* _EXERCISE GOAL_
Output the entries below exactly as written, omitting pictures.

* _EXERCISE DATA_

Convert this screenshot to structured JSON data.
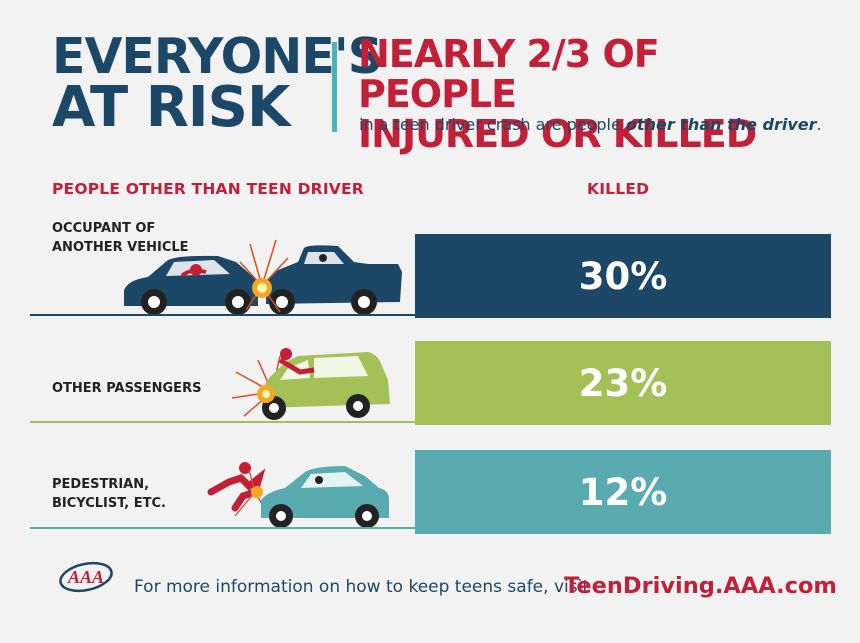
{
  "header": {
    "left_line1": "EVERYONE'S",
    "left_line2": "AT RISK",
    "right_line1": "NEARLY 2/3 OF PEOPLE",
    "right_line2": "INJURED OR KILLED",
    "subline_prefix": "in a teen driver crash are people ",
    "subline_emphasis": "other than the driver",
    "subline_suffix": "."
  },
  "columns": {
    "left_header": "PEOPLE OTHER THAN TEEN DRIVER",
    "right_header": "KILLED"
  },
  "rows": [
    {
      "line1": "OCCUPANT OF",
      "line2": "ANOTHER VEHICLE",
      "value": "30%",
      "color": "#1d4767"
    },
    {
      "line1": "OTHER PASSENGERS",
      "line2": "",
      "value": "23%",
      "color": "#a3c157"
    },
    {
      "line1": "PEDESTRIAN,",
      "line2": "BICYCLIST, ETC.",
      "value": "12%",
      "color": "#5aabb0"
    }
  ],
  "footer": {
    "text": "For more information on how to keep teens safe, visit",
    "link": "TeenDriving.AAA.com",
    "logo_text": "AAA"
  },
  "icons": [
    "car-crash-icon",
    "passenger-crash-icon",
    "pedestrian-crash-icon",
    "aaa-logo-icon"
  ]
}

* _TASK RESPONSE_
Convert this screenshot to structured JSON data.
{
  "header": {
    "left_line1": "EVERYONE'S",
    "left_line2": "AT RISK",
    "right_line1": "NEARLY 2/3 OF PEOPLE",
    "right_line2": "INJURED OR KILLED",
    "subline_prefix": "in a teen driver crash are people ",
    "subline_emphasis": "other than the driver",
    "subline_suffix": "."
  },
  "columns": {
    "left_header": "PEOPLE OTHER THAN TEEN DRIVER",
    "right_header": "KILLED"
  },
  "rows": [
    {
      "line1": "OCCUPANT OF",
      "line2": "ANOTHER VEHICLE",
      "value": "30%",
      "color": "#1d4767"
    },
    {
      "line1": "OTHER PASSENGERS",
      "line2": "",
      "value": "23%",
      "color": "#a3c157"
    },
    {
      "line1": "PEDESTRIAN,",
      "line2": "BICYCLIST, ETC.",
      "value": "12%",
      "color": "#5aabb0"
    }
  ],
  "footer": {
    "text": "For more information on how to keep teens safe, visit",
    "link": "TeenDriving.AAA.com",
    "logo_text": "AAA"
  },
  "icons": [
    "car-crash-icon",
    "passenger-crash-icon",
    "pedestrian-crash-icon",
    "aaa-logo-icon"
  ]
}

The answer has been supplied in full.